━━━ Listed records

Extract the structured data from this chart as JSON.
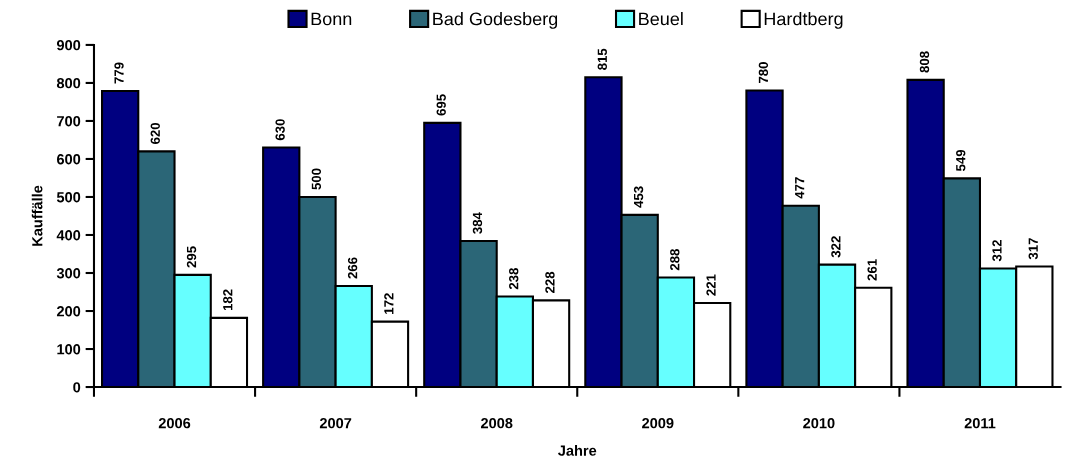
{
  "chart_data": {
    "type": "bar",
    "xlabel": "Jahre",
    "ylabel": "Kauffälle",
    "categories": [
      "2006",
      "2007",
      "2008",
      "2009",
      "2010",
      "2011"
    ],
    "series": [
      {
        "name": "Bonn",
        "color": "#000080",
        "values": [
          779,
          630,
          695,
          815,
          780,
          808
        ]
      },
      {
        "name": "Bad Godesberg",
        "color": "#2b6677",
        "values": [
          620,
          500,
          384,
          453,
          477,
          549
        ]
      },
      {
        "name": "Beuel",
        "color": "#66ffff",
        "values": [
          295,
          266,
          238,
          288,
          322,
          312
        ]
      },
      {
        "name": "Hardtberg",
        "color": "#ffffff",
        "values": [
          182,
          172,
          228,
          221,
          261,
          317
        ]
      }
    ],
    "ylim": [
      0,
      900
    ],
    "yticks": [
      0,
      100,
      200,
      300,
      400,
      500,
      600,
      700,
      800,
      900
    ],
    "data_labels": true,
    "grid": false,
    "legend": "top"
  }
}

━━━━━━

• **Task goal**
Pull out all lines containing "name".

• **Result of the task**
        "name": "Bonn",
        "name": "Bad Godesberg",
        "name": "Beuel",
        "name": "Hardtberg",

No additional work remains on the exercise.